_Task brief_.
Show all lines holding the string "circle".

_The data_.
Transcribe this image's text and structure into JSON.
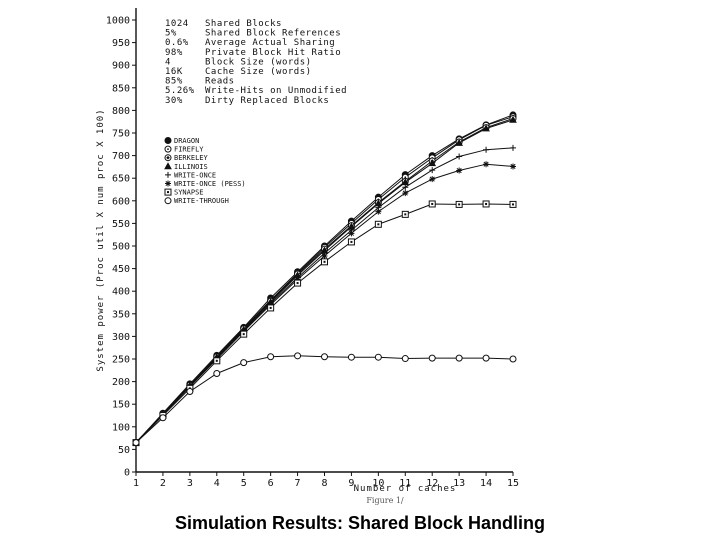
{
  "caption": "Simulation Results: Shared Block Handling",
  "figure_mark": "Figure 1/",
  "params": [
    {
      "value": "1024",
      "label": "Shared Blocks"
    },
    {
      "value": "5%",
      "label": "Shared Block References"
    },
    {
      "value": "0.6%",
      "label": "Average Actual Sharing"
    },
    {
      "value": "98%",
      "label": "Private Block Hit Ratio"
    },
    {
      "value": "4",
      "label": "Block Size (words)"
    },
    {
      "value": "16K",
      "label": "Cache Size (words)"
    },
    {
      "value": "85%",
      "label": "Reads"
    },
    {
      "value": "5.26%",
      "label": "Write-Hits on Unmodified"
    },
    {
      "value": "30%",
      "label": "Dirty Replaced Blocks"
    }
  ],
  "chart_data": {
    "type": "line",
    "title": "",
    "xlabel": "Number of caches",
    "ylabel": "System power (Proc util X num proc X 100)",
    "xlim": [
      1,
      15
    ],
    "ylim": [
      0,
      1000
    ],
    "x": [
      1,
      2,
      3,
      4,
      5,
      6,
      7,
      8,
      9,
      10,
      11,
      12,
      13,
      14,
      15
    ],
    "x_ticks": [
      "1",
      "2",
      "3",
      "4",
      "5",
      "6",
      "7",
      "8",
      "9",
      "10",
      "11",
      "12",
      "13",
      "14",
      "15"
    ],
    "y_ticks": [
      "0",
      "50",
      "100",
      "150",
      "200",
      "250",
      "300",
      "350",
      "400",
      "450",
      "500",
      "550",
      "600",
      "650",
      "700",
      "750",
      "800",
      "850",
      "900",
      "950",
      "1000"
    ],
    "grid": false,
    "legend_position": "upper-left",
    "series": [
      {
        "name": "DRAGON",
        "marker": "filled-circle",
        "values": [
          65,
          130,
          195,
          258,
          320,
          385,
          443,
          500,
          555,
          608,
          658,
          700,
          737,
          768,
          790
        ]
      },
      {
        "name": "FIREFLY",
        "marker": "circle-dot",
        "values": [
          65,
          128,
          192,
          255,
          318,
          380,
          440,
          497,
          550,
          603,
          652,
          695,
          735,
          767,
          786
        ]
      },
      {
        "name": "BERKELEY",
        "marker": "circle-diamond",
        "values": [
          65,
          128,
          192,
          255,
          317,
          378,
          438,
          493,
          545,
          596,
          643,
          688,
          730,
          762,
          782
        ]
      },
      {
        "name": "ILLINOIS",
        "marker": "triangle",
        "values": [
          65,
          128,
          191,
          254,
          315,
          376,
          435,
          490,
          543,
          594,
          641,
          683,
          728,
          760,
          779
        ]
      },
      {
        "name": "WRITE-ONCE",
        "marker": "plus",
        "values": [
          65,
          127,
          190,
          252,
          313,
          373,
          430,
          484,
          535,
          585,
          630,
          668,
          698,
          713,
          717
        ]
      },
      {
        "name": "WRITE-ONCE (PESS)",
        "marker": "star",
        "values": [
          65,
          127,
          189,
          250,
          311,
          370,
          426,
          478,
          528,
          576,
          617,
          648,
          667,
          681,
          676
        ]
      },
      {
        "name": "SYNAPSE",
        "marker": "square",
        "values": [
          65,
          125,
          185,
          246,
          305,
          363,
          418,
          465,
          509,
          548,
          570,
          593,
          592,
          593,
          592
        ]
      },
      {
        "name": "WRITE-THROUGH",
        "marker": "open-circle",
        "values": [
          65,
          120,
          178,
          218,
          242,
          255,
          257,
          255,
          254,
          254,
          251,
          252,
          252,
          252,
          250
        ]
      }
    ]
  }
}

_Solved problem_.
        "marker": "filled-circle",
        "marker": "circle-dot",
        "marker": "circle-diamond",
        "marker": "open-circle",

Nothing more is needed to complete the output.